EXERCISE DESCRIPTION: Quote the King Crimson article word for word from "And power has" up to and including "three creative phases.".

Seeing Red 

Prog-rock pioneer King Crimson forgoes the familiar for a mean, modern assault.

Prog legs: King Crimson, still spry after all these years.
  • Prog legs: King Crimson, still spry after all these years.
Clevelanders conditioned to classic rock may be disappointed when King Crimson plays the Lakewood Civic Auditorium this week. This is not your grandfather's Crimson. This is a Crimson as tight and modern as it ever was.

"It's really a live band," says Trey Gunn, who plays Warr Guitar in Crimson. "That's where the power is."

And power has become one of the few defining characteristics of the ever-evolving ensemble. If you think King Crimson is all Mellotron washes, big vocals, portentous lyrics, and melodic bombast, think again. If you consider Crimson a geezer band trotting out the familiar, forget it. But if you're open to change, you're in luck, because change is key to the group Robert Fripp launched in 1969 with In the Court of the Crimson King, a template for progressive rock. While the sole Crimson constant is the autocratic guitarist and conceptualist Fripp, flexibility is critical to the band's longevity, which has spanned three creative phases.

In the '70s, King Crimson albums like Court, Islands, and Larks' Tongues in Aspic made the band synonymous with progressive rock. In the early '80s, Crimson's Warner Bros. records, Discipline, Beat, and Three of a Perfect Pair, made the band a front-runner among the ultramodern and the technologically sophisticated. From 1994 till now, its independently released albums have established Crimson as a heavy, adventurous rock band, as memorable for its instrumentals as for the vocals of the mercurial and brilliant Adrian Belew.

DATA SHOWN:
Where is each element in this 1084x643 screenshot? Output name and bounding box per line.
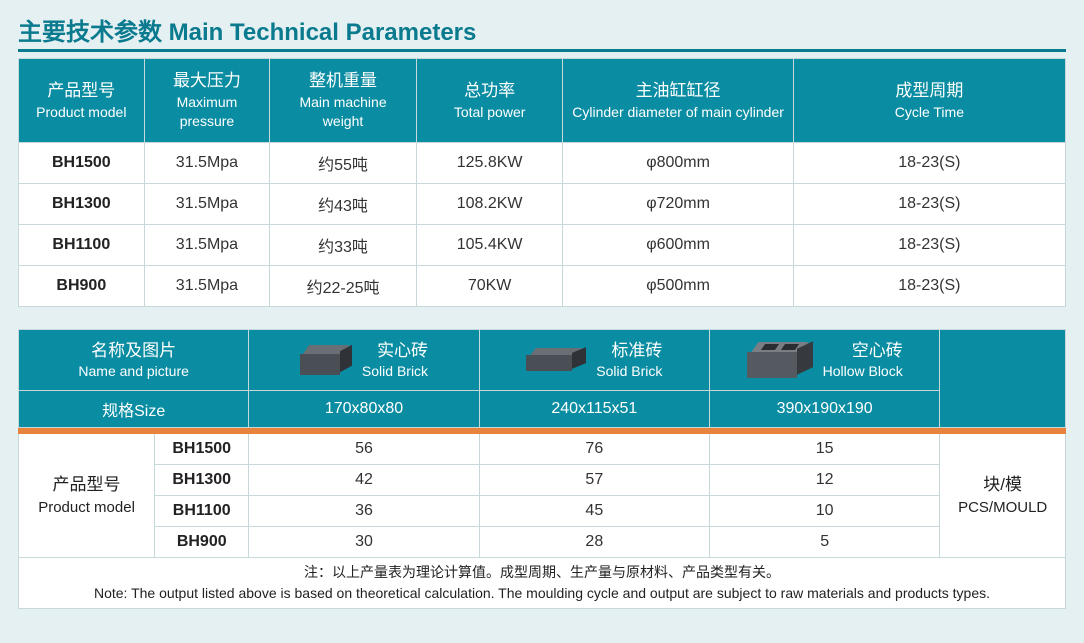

RESPONSE TO THIS TASK:
And power has become one of the few defining characteristics of the ever-evolving ensemble. If you think King Crimson is all Mellotron washes, big vocals, portentous lyrics, and melodic bombast, think again. If you consider Crimson a geezer band trotting out the familiar, forget it. But if you're open to change, you're in luck, because change is key to the group Robert Fripp launched in 1969 with In the Court of the Crimson King, a template for progressive rock. While the sole Crimson constant is the autocratic guitarist and conceptualist Fripp, flexibility is critical to the band's longevity, which has spanned three creative phases.